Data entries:

-.-.-

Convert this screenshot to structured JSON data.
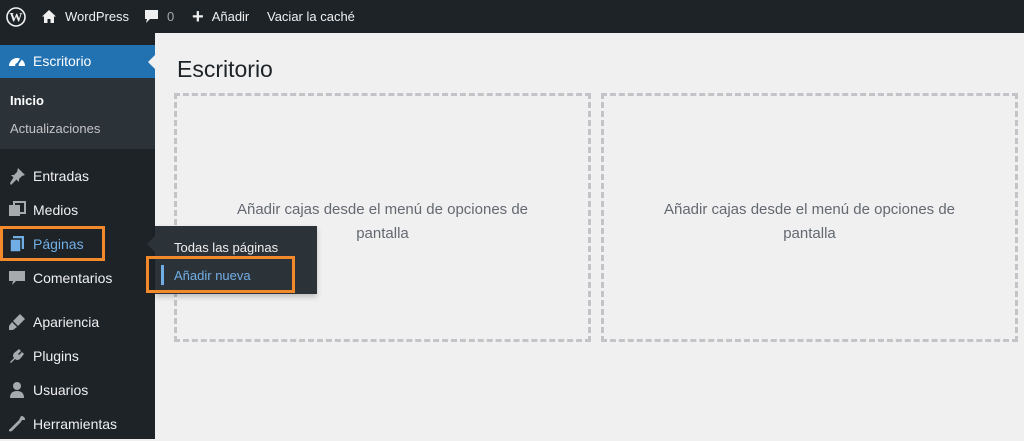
{
  "admin_bar": {
    "site_name": "WordPress",
    "comments_count": "0",
    "new_label": "Añadir",
    "cache_label": "Vaciar la caché"
  },
  "sidebar": {
    "dashboard_label": "Escritorio",
    "submenu": [
      "Inicio",
      "Actualizaciones"
    ],
    "items": [
      {
        "label": "Entradas",
        "icon": "pin-icon"
      },
      {
        "label": "Medios",
        "icon": "media-icon"
      },
      {
        "label": "Páginas",
        "icon": "pages-icon"
      },
      {
        "label": "Comentarios",
        "icon": "comment-icon"
      },
      {
        "label": "Apariencia",
        "icon": "appearance-icon"
      },
      {
        "label": "Plugins",
        "icon": "plugin-icon"
      },
      {
        "label": "Usuarios",
        "icon": "users-icon"
      },
      {
        "label": "Herramientas",
        "icon": "tools-icon"
      }
    ]
  },
  "flyout": {
    "items": [
      "Todas las páginas",
      "Añadir nueva"
    ]
  },
  "main": {
    "title": "Escritorio",
    "boxes": [
      "Añadir cajas desde el menú de opciones de pantalla",
      "Añadir cajas desde el menú de opciones de pantalla"
    ]
  },
  "colors": {
    "admin_bar_bg": "#1d2327",
    "sidebar_bg": "#1d2327",
    "submenu_bg": "#2c3338",
    "accent": "#2271b1",
    "highlight": "#f28a2c",
    "current_link": "#72aee6"
  }
}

-.-.-

◆ **Exercise details**:
Count how many lines in the data above hold the string "pantalla", and give the number with no other words.

◆ **Solution**:
2